# Selection
* start *

Tag: ban ki moon
Portugal’s Guterres Poised To Be Next U.N. Secretary-General

Portugal’s Guterres Poised To Be Next U.N. Secretary-General

By Michelle Nichols

UNITED NATIONS (Reuters) – Former Portuguese Prime Minister Antonio Guterres is poised to be the ninth United Nations Secretary-General and is expected to be formally recommended to the 193-member General Assembly for election by the Security Council on Thursday, diplomats said.

Russia’s U.N. Ambassador Vitaly Churkin, president of the 15-member council for October, said he hoped the council would unanimously recommend Guterres, who was also the United Nations High Commissioner for Refugees from June 2005 to December 2015.

Guterres, 67, would replace Ban Ki-moon, 72, of South Korea, who will step down at the end of 2016 after serving two terms. Guterres was prime minister of Portugal from 1995 to 2002 and also served as president of the Socialist International from 1999 to 2005.

“Today after our sixth straw poll we have a clear favorite and his name is Antonio Guterres,” Churkin told reporters with his 14 council colleagues standing behind him on Wednesday.

“We wish Mr. Guterres well in discharging his duties as the Secretary-General of the United Nations for the next five years,” Churkin said.

* end *

# Stated problem 1
Duplicate the news report on Guterres verbatim, from "By Michelle Nichols" up to and including "1999 to 2005.".

# Exercise inputs
* start *

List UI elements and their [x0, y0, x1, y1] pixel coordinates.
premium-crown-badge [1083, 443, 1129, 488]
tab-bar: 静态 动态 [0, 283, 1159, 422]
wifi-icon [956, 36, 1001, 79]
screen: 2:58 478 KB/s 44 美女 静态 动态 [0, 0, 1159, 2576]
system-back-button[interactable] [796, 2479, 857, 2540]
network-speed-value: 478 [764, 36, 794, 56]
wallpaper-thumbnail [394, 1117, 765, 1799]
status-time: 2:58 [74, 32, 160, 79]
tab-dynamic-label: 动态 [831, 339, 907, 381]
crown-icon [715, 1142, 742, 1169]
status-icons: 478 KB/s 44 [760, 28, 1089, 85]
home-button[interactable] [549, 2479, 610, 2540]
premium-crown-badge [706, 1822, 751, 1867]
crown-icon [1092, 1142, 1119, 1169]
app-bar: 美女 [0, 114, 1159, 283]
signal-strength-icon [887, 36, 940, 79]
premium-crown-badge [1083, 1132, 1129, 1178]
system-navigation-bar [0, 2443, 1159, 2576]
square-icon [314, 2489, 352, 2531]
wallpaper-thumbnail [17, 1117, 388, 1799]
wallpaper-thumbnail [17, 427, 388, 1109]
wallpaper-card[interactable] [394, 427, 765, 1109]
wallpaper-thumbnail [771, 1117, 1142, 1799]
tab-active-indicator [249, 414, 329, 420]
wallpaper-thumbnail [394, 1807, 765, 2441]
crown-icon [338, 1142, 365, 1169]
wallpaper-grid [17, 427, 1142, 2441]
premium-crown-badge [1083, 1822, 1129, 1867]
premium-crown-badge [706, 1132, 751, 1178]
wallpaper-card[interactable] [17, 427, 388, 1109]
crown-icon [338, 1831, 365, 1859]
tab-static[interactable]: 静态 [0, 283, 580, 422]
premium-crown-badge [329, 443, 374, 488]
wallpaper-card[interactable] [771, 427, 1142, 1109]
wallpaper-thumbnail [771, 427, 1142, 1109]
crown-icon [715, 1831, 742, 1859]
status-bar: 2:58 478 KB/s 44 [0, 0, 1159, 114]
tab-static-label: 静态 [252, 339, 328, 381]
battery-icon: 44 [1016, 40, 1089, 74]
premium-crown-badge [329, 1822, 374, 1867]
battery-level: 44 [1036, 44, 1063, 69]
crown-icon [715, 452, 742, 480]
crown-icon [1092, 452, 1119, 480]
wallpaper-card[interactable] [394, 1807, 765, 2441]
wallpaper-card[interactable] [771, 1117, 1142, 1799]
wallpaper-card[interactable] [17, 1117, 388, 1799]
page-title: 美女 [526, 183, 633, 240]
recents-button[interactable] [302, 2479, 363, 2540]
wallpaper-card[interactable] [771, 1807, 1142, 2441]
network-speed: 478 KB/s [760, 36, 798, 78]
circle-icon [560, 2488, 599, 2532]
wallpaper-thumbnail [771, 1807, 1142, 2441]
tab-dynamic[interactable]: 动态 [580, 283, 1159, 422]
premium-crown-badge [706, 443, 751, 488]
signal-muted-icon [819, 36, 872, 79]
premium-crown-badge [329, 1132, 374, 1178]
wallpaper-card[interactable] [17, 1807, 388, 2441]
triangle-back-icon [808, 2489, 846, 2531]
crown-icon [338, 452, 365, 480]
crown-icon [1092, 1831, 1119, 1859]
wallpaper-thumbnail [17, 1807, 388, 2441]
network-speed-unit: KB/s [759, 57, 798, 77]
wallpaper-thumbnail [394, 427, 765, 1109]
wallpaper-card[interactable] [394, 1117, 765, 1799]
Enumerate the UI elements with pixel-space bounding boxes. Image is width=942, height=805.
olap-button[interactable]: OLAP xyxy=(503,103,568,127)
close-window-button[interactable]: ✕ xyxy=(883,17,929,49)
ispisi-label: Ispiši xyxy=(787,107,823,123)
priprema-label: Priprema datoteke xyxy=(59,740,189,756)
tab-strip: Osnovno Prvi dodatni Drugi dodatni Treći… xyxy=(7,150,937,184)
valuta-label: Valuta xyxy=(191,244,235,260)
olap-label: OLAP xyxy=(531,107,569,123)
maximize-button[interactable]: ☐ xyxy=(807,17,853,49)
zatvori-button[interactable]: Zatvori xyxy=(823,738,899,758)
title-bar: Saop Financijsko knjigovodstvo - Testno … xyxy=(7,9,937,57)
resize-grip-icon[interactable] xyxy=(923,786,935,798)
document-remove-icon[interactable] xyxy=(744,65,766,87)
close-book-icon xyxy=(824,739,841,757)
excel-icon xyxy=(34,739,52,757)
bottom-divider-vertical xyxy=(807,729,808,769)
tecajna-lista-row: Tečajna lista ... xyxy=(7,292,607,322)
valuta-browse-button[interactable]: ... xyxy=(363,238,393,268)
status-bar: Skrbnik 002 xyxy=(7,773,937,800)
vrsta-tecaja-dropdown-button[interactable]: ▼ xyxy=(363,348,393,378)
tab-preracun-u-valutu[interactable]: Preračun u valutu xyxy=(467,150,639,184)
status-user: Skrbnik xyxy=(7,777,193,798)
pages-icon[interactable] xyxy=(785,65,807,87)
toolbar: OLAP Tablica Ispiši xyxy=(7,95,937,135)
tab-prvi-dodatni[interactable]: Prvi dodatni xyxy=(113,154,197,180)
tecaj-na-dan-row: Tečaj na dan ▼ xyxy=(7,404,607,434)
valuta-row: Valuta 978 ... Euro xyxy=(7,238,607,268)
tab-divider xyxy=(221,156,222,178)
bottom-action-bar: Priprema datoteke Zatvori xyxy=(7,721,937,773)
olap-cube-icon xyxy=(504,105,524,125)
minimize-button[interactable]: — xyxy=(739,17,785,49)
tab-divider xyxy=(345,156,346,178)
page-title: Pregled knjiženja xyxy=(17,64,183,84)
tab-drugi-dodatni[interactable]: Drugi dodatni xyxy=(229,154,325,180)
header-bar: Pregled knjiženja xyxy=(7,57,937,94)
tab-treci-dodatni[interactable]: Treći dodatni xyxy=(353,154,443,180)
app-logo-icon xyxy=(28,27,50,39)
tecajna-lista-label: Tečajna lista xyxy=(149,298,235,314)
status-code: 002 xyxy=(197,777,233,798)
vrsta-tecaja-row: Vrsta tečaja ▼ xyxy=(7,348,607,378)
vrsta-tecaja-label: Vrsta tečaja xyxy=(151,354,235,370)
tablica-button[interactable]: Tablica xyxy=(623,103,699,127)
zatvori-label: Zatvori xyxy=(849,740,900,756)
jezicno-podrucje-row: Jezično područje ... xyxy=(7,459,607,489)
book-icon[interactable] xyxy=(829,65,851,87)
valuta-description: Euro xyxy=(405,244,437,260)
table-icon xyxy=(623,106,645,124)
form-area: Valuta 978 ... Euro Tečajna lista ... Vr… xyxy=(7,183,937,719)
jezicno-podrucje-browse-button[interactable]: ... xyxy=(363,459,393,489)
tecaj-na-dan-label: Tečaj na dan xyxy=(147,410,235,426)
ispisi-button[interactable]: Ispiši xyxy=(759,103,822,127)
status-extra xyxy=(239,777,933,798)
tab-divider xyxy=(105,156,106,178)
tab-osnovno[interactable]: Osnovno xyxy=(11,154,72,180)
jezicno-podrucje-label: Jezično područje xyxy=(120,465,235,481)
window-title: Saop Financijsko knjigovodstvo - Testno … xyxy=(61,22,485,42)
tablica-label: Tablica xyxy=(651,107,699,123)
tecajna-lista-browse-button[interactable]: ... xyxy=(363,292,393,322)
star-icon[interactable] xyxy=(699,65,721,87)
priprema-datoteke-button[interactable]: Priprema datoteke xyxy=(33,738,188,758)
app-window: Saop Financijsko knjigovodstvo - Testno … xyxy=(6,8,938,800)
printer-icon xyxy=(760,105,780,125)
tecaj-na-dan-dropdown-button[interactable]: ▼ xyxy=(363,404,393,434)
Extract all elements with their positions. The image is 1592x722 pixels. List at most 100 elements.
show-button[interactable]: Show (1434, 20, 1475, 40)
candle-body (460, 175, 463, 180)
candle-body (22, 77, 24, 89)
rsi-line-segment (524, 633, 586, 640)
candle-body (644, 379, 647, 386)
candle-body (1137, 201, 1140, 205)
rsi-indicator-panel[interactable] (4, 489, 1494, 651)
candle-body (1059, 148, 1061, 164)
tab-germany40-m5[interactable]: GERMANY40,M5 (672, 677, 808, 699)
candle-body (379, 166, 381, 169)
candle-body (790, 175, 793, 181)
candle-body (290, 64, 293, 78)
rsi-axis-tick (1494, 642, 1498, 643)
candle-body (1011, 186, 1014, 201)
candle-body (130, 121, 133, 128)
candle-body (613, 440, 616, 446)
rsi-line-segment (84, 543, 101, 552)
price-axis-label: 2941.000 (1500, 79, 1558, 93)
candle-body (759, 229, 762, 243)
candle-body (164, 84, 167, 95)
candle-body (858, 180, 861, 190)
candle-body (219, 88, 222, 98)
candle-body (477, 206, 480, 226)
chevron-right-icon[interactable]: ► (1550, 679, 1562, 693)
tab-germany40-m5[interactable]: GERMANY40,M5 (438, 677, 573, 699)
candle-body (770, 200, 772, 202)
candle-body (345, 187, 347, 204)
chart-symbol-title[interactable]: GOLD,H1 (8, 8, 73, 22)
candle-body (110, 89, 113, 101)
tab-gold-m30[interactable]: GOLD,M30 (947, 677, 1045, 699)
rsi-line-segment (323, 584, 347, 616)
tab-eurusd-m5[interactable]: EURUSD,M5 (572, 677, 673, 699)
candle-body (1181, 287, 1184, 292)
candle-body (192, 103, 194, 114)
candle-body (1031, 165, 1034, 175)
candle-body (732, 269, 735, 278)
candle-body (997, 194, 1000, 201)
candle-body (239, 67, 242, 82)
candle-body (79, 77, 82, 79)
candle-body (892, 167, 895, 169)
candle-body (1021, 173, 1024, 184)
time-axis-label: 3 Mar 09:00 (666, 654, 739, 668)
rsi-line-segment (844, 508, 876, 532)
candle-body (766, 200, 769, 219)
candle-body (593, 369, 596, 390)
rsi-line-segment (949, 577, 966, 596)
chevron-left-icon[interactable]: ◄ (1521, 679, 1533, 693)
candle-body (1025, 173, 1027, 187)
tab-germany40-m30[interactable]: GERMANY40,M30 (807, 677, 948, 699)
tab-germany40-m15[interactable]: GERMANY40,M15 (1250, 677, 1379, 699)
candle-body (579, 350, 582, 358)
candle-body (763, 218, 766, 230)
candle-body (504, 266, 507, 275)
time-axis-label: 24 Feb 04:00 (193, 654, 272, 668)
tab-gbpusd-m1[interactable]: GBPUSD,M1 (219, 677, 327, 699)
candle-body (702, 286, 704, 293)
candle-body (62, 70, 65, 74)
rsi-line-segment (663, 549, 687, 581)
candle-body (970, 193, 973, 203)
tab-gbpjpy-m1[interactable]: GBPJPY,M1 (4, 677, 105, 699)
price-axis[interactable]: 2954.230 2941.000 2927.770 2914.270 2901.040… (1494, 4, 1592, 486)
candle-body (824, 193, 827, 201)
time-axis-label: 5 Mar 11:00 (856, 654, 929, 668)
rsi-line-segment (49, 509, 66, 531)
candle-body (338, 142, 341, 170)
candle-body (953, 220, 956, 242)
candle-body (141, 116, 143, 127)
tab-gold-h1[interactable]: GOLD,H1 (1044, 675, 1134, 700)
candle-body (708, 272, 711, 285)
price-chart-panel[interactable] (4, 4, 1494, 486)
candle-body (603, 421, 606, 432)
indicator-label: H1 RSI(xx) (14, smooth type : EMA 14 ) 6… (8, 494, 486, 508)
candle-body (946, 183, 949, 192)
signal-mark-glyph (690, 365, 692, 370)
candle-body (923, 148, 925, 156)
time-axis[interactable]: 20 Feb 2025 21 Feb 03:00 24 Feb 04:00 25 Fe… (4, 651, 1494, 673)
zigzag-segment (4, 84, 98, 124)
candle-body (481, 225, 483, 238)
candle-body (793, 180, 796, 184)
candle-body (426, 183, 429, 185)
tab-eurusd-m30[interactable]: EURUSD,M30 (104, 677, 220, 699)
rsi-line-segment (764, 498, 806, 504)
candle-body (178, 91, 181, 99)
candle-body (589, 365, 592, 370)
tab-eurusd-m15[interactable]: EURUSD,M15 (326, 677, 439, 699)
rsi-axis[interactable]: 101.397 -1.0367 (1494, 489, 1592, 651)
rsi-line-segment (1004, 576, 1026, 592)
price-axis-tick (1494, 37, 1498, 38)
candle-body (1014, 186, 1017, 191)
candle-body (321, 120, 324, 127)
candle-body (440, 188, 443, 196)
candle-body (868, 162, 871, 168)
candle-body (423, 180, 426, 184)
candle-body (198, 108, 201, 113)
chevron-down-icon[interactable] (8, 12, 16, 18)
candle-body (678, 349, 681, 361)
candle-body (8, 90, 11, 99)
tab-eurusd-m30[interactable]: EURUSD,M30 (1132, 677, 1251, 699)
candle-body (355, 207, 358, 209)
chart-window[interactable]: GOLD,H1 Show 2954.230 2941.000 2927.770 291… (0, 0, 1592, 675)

* end *

# Stated problem 2
Pull out each line of the records containing the string "with", matching case, and copy those lines unchanged.

# Task solution 1
By Michelle Nichols

UNITED NATIONS (Reuters) – Former Portuguese Prime Minister Antonio Guterres is poised to be the ninth United Nations Secretary-General and is expected to be formally recommended to the 193-member General Assembly for election by the Security Council on Thursday, diplomats said.

Russia’s U.N. Ambassador Vitaly Churkin, president of the 15-member council for October, said he hoped the council would unanimously recommend Guterres, who was also the United Nations High Commissioner for Refugees from June 2005 to December 2015.

Guterres, 67, would replace Ban Ki-moon, 72, of South Korea, who will step down at the end of 2016 after serving two terms. Guterres was prime minister of Portugal from 1995 to 2002 and also served as president of the Socialist International from 1999 to 2005.

# Task solution 2
Enumerate the UI elements with pixel-space bounding boxes. Image is width=942, height=805.
Extract all elements with their positions. The image is 1592x722 pixels. List at most 100 elements.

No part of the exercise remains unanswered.